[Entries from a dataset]
↓

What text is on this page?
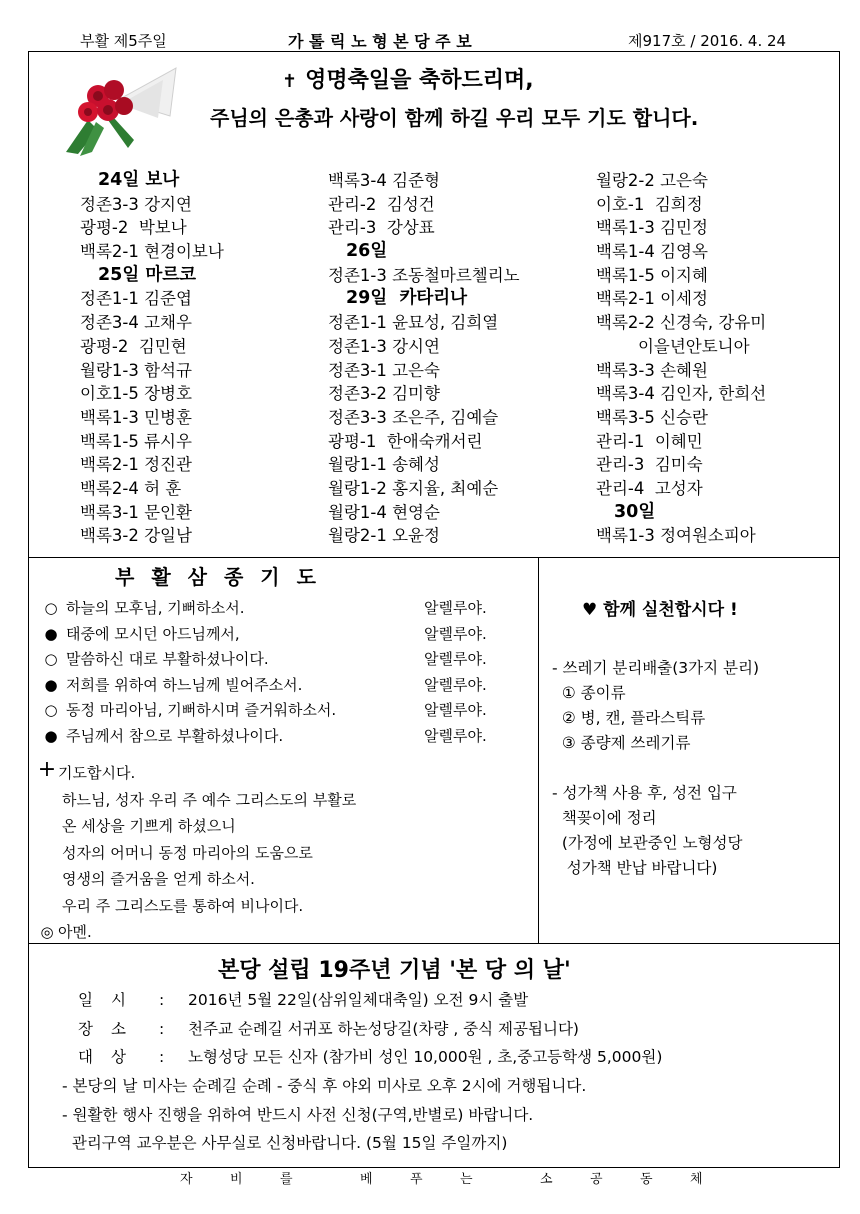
부활 제5주일	가 톨 릭 노 형 본 당 주 보	제917호 / 2016. 4. 24
✝ 영명축일을 축하드리며,
주님의 은총과 사랑이 함께 하길 우리 모두 기도 합니다.
24일 보나
정존3-3 강지연
광평-2  박보나
백록2-1 현경이보나
25일 마르코
정존1-1 김준엽
정존3-4 고채우
광평-2  김민현
월랑1-3 함석규
이호1-5 장병호
백록1-3 민병훈
백록1-5 류시우
백록2-1 정진관
백록2-4 허 훈
백록3-1 문인환
백록3-2 강일남
백록3-4 김준형
관리-2  김성건
관리-3  강상표
26일
정존1-3 조동철마르첼리노
29일  카타리나
정존1-1 윤묘성, 김희열
정존1-3 강시연
정존3-1 고은숙
정존3-2 김미향
정존3-3 조은주, 김예슬
광평-1  한애숙캐서린
월랑1-1 송혜성
월랑1-2 홍지율, 최예순
월랑1-4 현영순
월랑2-1 오윤정
월랑2-2 고은숙
이호-1  김희정
백록1-3 김민정
백록1-4 김영옥
백록1-5 이지혜
백록2-1 이세정
백록2-2 신경숙, 강유미
이을년안토니아
백록3-3 손혜원
백록3-4 김인자, 한희선
백록3-5 신승란
관리-1  이혜민
관리-3  김미숙
관리-4  고성자
30일
백록1-3 정여원소피아
부활삼종기도
○ 하늘의 모후님, 기뻐하소서.	알렐루야.
● 태중에 모시던 아드님께서,	알렐루야.
○ 말씀하신 대로 부활하셨나이다.	알렐루야.
● 저희를 위하여 하느님께 빌어주소서.	알렐루야.
○ 동정 마리아님, 기뻐하시며 즐거워하소서.	알렐루야.
● 주님께서 참으로 부활하셨나이다.	알렐루야.
+ 기도합시다.
하느님, 성자 우리 주 예수 그리스도의 부활로
온 세상을 기쁘게 하셨으니
성자의 어머니 동정 마리아의 도움으로
영생의 즐거움을 얻게 하소서.
우리 주 그리스도를 통하여 비나이다.
◎ 아멘.
♥ 함께 실천합시다 !
- 쓰레기 분리배출(3가지 분리)
① 종이류
② 병, 캔, 플라스틱류
③ 종량제 쓰레기류
- 성가책 사용 후, 성전 입구
책꽂이에 정리
(가정에 보관중인 노형성당
성가책 반납 바랍니다)
본당 설립 19주년 기념 '본 당 의 날'
일시 : 2016년 5월 22일(삼위일체대축일) 오전 9시 출발
장소 : 천주교 순례길 서귀포 하논성당길(차량 , 중식 제공됩니다)
대상 : 노형성당 모든 신자 (참가비 성인 10,000원 , 초,중고등학생 5,000원)
- 본당의 날 미사는 순례길 순례 - 중식 후 야외 미사로 오후 2시에 거행됩니다.
- 원활한 행사 진행을 위하여 반드시 사전 신청(구역,반별로) 바랍니다.
관리구역 교우분은 사무실로 신청바랍니다. (5월 15일 주일까지)
자	비	를	베	푸	는	소	공	동	체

↑

▸ **Exercise task**
Copy each line of the preceding data that contains the string "부활하셨나이다".

▸ **Reply to the task**
○ 말씀하신 대로 부활하셨나이다.	알렐루야.
● 주님께서 참으로 부활하셨나이다.	알렐루야.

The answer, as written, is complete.